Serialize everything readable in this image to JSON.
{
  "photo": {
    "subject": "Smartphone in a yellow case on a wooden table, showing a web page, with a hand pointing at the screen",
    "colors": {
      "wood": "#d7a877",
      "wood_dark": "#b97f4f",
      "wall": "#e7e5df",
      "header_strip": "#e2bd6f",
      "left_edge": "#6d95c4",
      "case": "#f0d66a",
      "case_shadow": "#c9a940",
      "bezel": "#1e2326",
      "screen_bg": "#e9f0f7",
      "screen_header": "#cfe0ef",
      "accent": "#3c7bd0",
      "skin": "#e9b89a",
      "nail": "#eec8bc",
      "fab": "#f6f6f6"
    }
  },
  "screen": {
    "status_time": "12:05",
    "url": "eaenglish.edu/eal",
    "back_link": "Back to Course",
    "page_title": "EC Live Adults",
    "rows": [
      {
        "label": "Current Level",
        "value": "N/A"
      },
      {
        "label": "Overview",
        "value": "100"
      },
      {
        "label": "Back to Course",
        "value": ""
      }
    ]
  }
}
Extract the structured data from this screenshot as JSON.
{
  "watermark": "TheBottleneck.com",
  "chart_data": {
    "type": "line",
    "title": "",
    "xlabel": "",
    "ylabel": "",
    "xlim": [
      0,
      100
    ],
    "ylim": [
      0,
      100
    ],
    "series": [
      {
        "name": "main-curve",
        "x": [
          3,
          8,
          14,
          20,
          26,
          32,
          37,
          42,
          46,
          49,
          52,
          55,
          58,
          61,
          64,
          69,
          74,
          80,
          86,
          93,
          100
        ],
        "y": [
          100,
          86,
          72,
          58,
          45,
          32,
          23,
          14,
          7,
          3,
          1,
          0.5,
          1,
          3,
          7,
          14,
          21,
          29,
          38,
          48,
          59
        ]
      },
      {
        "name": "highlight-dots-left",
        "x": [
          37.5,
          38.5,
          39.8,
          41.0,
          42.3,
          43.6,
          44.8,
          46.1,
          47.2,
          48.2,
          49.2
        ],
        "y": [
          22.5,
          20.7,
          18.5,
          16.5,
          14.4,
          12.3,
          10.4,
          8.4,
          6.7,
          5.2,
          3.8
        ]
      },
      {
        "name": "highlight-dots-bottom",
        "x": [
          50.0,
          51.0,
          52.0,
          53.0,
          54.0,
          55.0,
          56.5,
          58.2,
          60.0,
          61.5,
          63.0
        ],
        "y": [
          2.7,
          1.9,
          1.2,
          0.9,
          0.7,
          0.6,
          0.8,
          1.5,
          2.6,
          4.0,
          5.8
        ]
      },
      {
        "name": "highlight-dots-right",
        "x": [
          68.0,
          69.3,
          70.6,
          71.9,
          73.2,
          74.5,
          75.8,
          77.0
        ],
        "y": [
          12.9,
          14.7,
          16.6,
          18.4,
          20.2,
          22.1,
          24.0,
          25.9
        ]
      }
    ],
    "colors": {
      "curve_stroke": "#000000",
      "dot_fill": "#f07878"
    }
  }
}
_ _ _ _ _ _ _
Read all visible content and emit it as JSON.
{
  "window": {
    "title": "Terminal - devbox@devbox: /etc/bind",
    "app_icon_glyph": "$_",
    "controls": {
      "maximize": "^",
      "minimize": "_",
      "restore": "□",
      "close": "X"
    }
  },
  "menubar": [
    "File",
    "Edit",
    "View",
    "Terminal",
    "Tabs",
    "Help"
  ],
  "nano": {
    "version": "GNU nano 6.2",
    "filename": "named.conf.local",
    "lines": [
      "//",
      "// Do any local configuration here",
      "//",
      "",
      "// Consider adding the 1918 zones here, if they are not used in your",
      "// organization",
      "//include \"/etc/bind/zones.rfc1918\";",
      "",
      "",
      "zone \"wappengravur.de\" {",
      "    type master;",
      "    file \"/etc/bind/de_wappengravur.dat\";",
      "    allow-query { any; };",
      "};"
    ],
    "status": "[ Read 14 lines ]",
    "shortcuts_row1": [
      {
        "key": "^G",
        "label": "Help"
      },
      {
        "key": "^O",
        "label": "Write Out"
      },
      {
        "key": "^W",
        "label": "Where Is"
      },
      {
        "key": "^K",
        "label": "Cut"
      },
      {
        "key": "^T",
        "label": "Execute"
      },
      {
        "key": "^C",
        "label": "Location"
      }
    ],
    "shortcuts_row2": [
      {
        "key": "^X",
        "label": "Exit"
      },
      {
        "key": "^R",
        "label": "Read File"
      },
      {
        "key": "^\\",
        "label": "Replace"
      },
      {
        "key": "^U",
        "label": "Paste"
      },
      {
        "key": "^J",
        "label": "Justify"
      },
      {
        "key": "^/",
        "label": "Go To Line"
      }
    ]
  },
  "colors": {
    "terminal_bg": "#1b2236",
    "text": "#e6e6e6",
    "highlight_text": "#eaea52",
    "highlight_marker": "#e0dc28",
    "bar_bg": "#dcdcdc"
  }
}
_ _ _ _ _ _ _
Check each line of the records above for the word "local", then give the number of lines that have it, with no other words.

◆ Exercise answer ◆
2